Among the entries below, find the lines with "this" and copy them.
Raw records start
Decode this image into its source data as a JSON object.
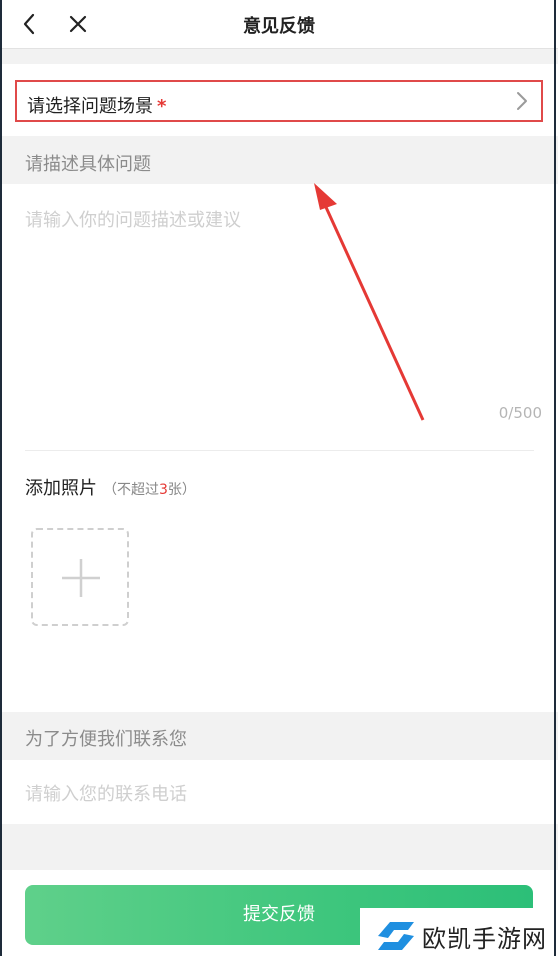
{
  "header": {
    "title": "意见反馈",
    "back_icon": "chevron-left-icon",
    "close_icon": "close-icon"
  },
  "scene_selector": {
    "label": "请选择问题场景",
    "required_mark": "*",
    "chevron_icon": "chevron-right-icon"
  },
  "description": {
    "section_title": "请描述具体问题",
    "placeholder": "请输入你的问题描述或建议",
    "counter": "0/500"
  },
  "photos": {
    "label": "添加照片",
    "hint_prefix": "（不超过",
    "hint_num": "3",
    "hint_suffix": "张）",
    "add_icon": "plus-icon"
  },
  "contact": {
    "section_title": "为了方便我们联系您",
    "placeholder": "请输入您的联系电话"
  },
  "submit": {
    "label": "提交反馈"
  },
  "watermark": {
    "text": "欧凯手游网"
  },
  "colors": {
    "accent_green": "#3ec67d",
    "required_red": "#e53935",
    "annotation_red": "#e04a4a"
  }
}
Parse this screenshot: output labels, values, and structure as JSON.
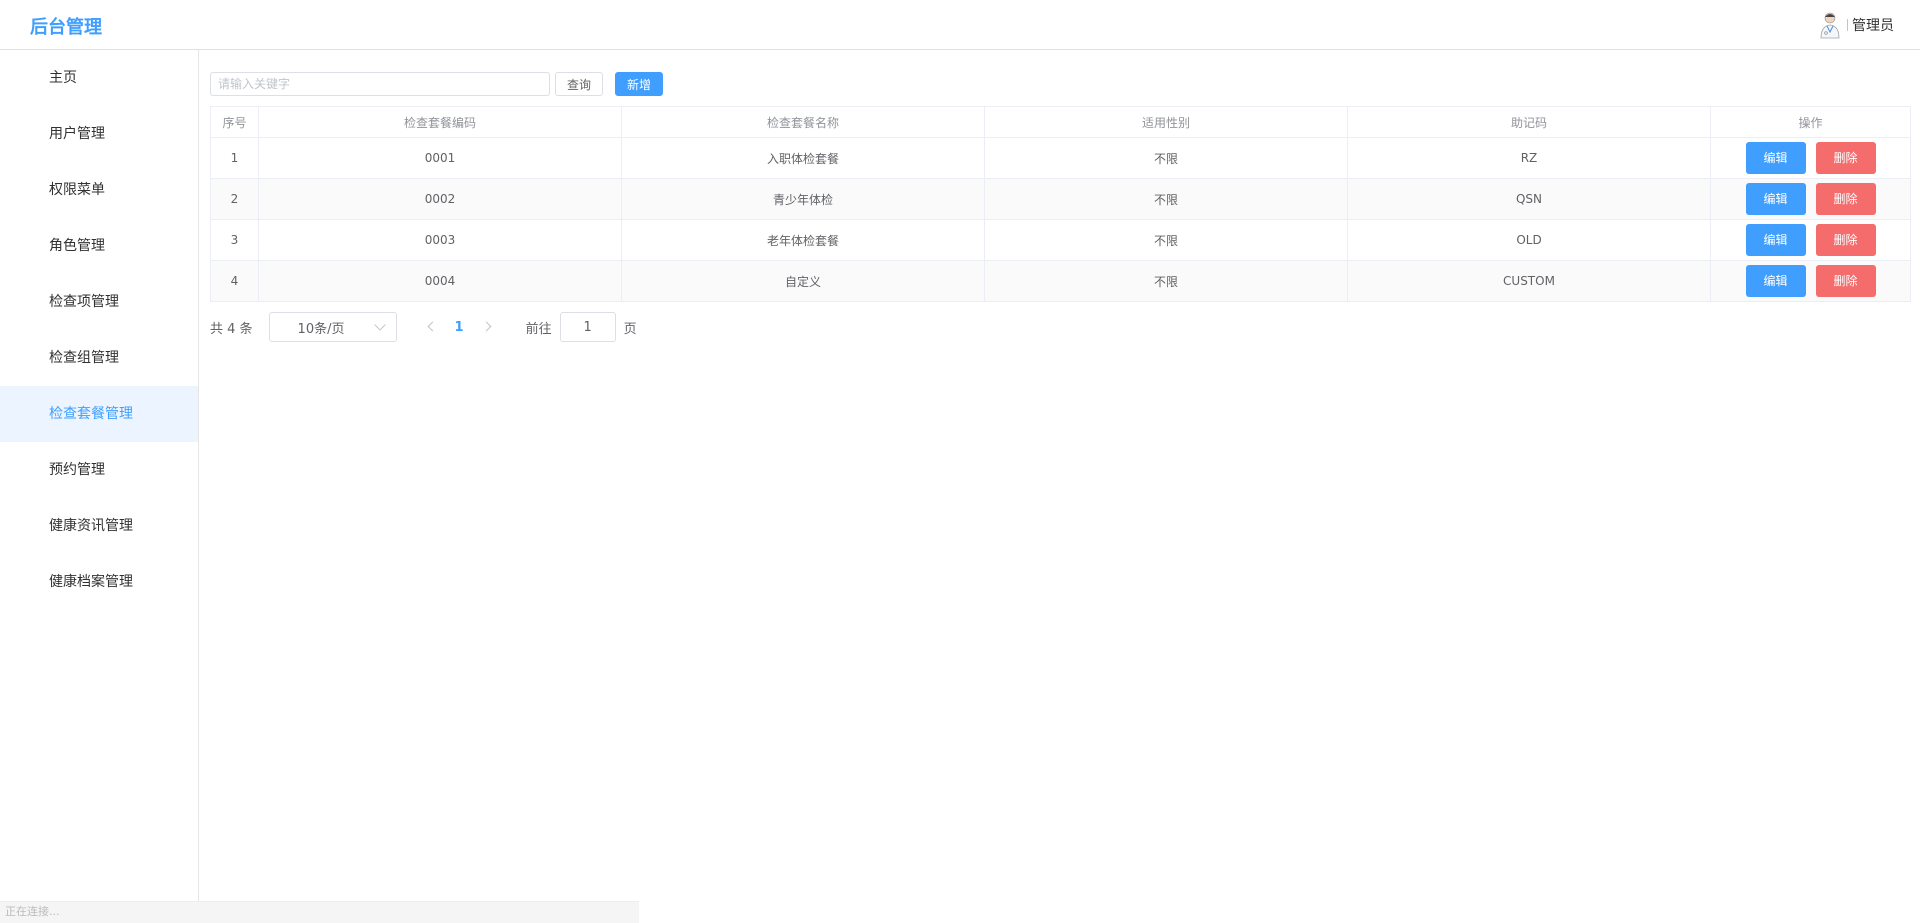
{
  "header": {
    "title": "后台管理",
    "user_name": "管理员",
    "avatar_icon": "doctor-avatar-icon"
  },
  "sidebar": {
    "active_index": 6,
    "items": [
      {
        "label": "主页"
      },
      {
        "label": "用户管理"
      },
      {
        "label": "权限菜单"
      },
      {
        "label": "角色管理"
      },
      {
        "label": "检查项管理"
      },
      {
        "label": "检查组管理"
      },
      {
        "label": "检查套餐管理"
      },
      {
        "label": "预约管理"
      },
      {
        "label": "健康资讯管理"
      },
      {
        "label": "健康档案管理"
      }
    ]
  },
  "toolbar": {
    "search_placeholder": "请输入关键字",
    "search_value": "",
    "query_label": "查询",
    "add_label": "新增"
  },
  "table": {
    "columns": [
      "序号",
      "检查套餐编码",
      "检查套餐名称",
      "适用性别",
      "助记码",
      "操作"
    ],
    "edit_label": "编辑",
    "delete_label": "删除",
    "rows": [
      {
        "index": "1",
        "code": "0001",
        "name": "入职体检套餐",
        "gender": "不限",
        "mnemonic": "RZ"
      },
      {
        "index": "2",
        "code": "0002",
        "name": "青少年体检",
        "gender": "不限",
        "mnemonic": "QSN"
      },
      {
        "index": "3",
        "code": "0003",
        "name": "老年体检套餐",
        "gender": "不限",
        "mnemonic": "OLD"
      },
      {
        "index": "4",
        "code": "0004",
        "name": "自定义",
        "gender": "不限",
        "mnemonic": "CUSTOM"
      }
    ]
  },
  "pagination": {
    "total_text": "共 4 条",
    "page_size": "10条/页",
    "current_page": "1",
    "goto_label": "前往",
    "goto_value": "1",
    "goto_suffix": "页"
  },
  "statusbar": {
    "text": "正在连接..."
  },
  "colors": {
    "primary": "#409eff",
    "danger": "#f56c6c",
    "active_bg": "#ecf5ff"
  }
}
Raw records end
Response to the exercise:
Decode this image into its source data as a JSON object.
Parse this screenshot: output labels, values, and structure as JSON.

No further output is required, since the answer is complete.